Challenge: Make an exact copy of the listing below.

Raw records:
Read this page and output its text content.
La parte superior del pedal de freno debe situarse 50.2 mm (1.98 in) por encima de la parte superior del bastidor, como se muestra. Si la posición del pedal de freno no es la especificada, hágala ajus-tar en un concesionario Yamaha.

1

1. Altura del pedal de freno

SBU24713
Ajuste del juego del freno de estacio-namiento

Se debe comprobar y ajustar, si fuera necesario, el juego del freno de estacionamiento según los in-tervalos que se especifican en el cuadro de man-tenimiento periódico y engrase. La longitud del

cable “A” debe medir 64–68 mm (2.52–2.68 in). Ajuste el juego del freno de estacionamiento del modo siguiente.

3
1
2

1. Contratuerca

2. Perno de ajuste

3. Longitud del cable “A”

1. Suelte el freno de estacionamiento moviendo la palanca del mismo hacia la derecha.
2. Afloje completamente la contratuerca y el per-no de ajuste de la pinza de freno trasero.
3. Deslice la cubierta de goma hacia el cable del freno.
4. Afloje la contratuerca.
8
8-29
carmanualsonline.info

Finished task:
Read this page and output its text content.
La parte superior del pedal de freno debe situarse 50.2 mm (1.98 in) por encima de la parte superior del bastidor, como se muestra. Si la posición del pedal de freno no es la especificada, hágala ajus-tar en un concesionario Yamaha.

1

1. Altura del pedal de freno

SBU24713
Ajuste del juego del freno de estacio-namiento

Se debe comprobar y ajustar, si fuera necesario, el juego del freno de estacionamiento según los in-tervalos que se especifican en el cuadro de man-tenimiento periódico y engrase. La longitud del

cable “A” debe medir 64–68 mm (2.52–2.68 in). Ajuste el juego del freno de estacionamiento del modo siguiente.

3
1
2

1. Contratuerca

2. Perno de ajuste

3. Longitud del cable “A”

1. Suelte el freno de estacionamiento moviendo la palanca del mismo hacia la derecha.
2. Afloje completamente la contratuerca y el per-no de ajuste de la pinza de freno trasero.
3. Deslice la cubierta de goma hacia el cable del freno.
4. Afloje la contratuerca.
8
8-29
carmanualsonline.info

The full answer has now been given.